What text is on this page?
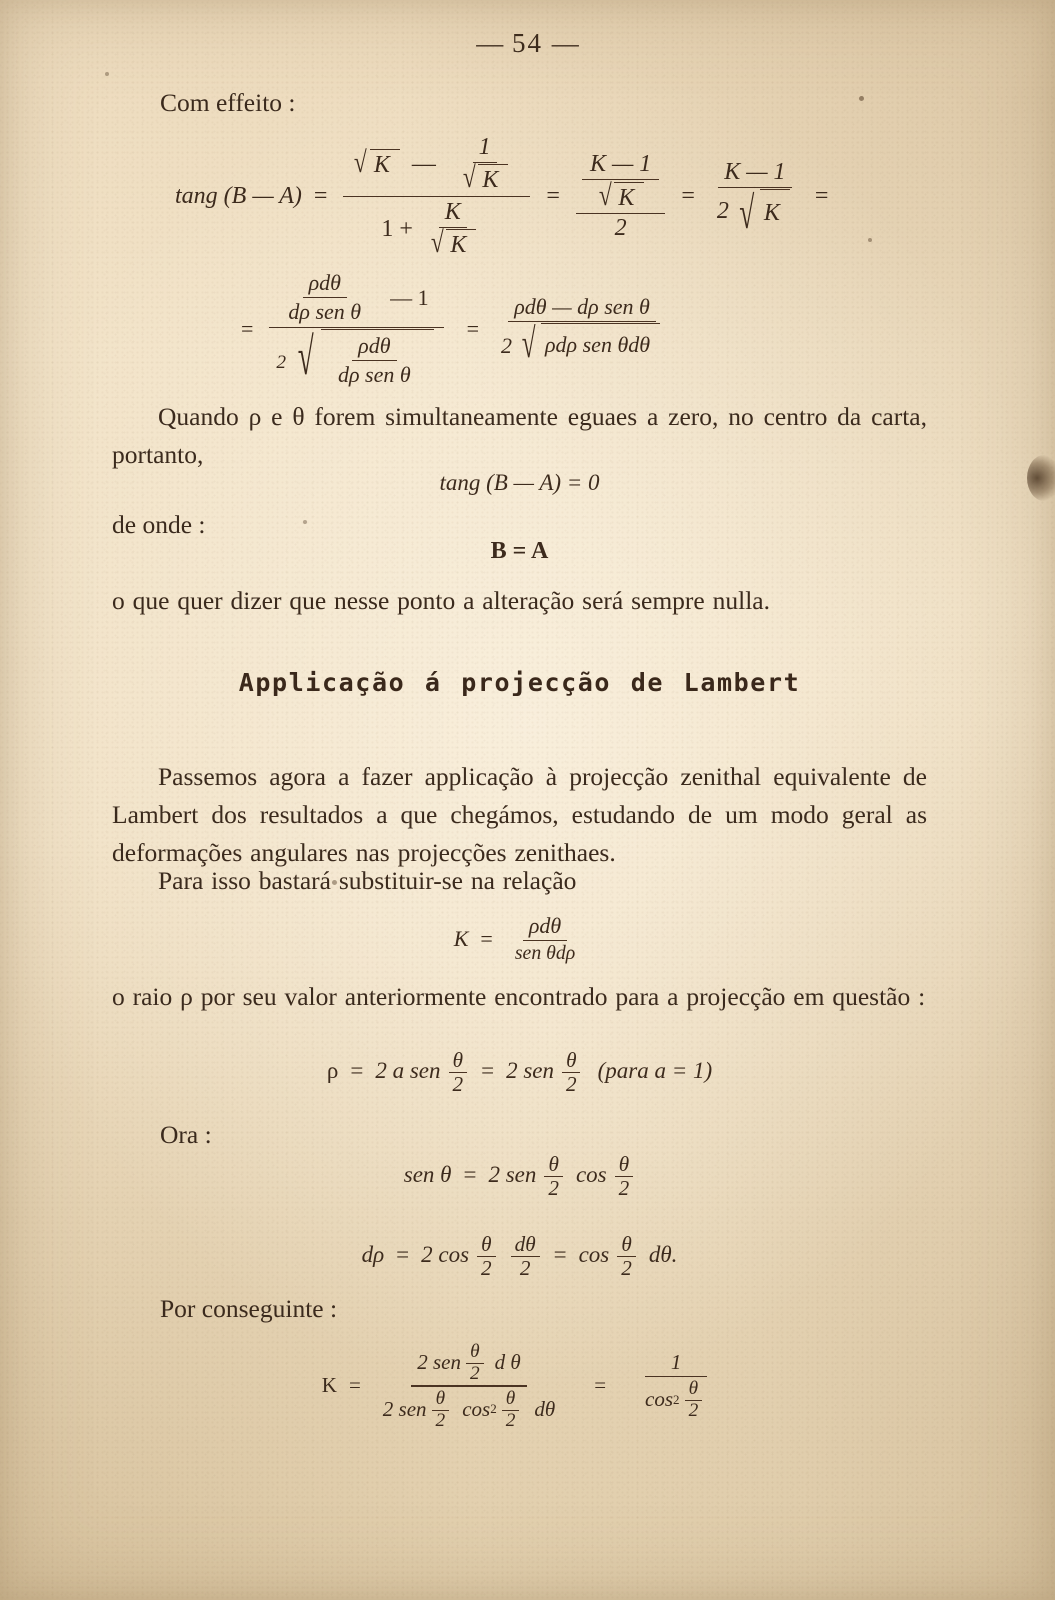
— 54 —
Com effeito :
tang (B — A) =
√ K — $\frac{1}{√ K}$
$1 + \frac{K}{√ K}$
= K — 1
√ K
$2 = \frac{K — 1}{2 √ K}$ =
=
$\frac{\text{ρdθ}}{\text{dρ sen θ}}$ — 1
2 √ $\frac{\text{ρdθ}}{\text{dρ sen θ}}$
= $\frac{\text{ρdθ — dρ sen θ}}{\text{2 √ ρdρ sen θdθ}}$

Quando ρ e θ forem simultaneamente eguaes a zero, no centro da carta, portanto,

tang (B — A) = 0
de onde :
B = A

o que quer dizer que nesse ponto a alteração será sempre nulla.

Applicação á projecção de Lambert

Passemos agora a fazer applicação à projecção zenithal equivalente de Lambert dos resultados a que chegámos, estudando de um modo geral as deformações angulares nas projecções zenithaes.

Para isso bastará substituir-se na relação

$K = \frac{\text{ρdθ}}{\text{sen θdρ}}$

o raio ρ por seu valor anteriormente encontrado para a projecção em questão :

ρ = 2 a sen $\frac{\theta}{2} = 2$ sen θ
2
(para a = 1)
Ora :
sen θ = 2 sen θ
2
cos θ
2
dρ = 2 cos θ
$2 \frac{d\theta}{2} = \cos \theta$
2
dθ.
Por conseguinte :
K =
2 sen θ
2 d θ
2 sen θ
2 cos 2 θ
2 dθ
= 1
cos 2 θ
2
● ● ● ● ●
▶ **WRITTEN EXERCISE**: Any pictures should be dropped; transcribe the rest of the records above exactly.

▶ **RESULT FOR THIS EXERCISE**:
What text is on this page?
— 54 —
Com effeito :
tang (B — A) =
√ K — $\frac{1}{√ K}$
$1 + \frac{K}{√ K}$
= K — 1
√ K
$2 = \frac{K — 1}{2 √ K}$ =
=
$\frac{\text{ρdθ}}{\text{dρ sen θ}}$ — 1
2 √ $\frac{\text{ρdθ}}{\text{dρ sen θ}}$
= $\frac{\text{ρdθ — dρ sen θ}}{\text{2 √ ρdρ sen θdθ}}$

Quando ρ e θ forem simultaneamente eguaes a zero, no centro da carta, portanto,

tang (B — A) = 0
de onde :
B = A

o que quer dizer que nesse ponto a alteração será sempre nulla.

Applicação á projecção de Lambert

Passemos agora a fazer applicação à projecção zenithal equivalente de Lambert dos resultados a que chegámos, estudando de um modo geral as deformações angulares nas projecções zenithaes.

Para isso bastará substituir-se na relação

$K = \frac{\text{ρdθ}}{\text{sen θdρ}}$

o raio ρ por seu valor anteriormente encontrado para a projecção em questão :

ρ = 2 a sen $\frac{\theta}{2} = 2$ sen θ
2
(para a = 1)
Ora :
sen θ = 2 sen θ
2
cos θ
2
dρ = 2 cos θ
$2 \frac{d\theta}{2} = \cos \theta$
2
dθ.
Por conseguinte :
K =
2 sen θ
2 d θ
2 sen θ
2 cos 2 θ
2 dθ
= 1
cos 2 θ
2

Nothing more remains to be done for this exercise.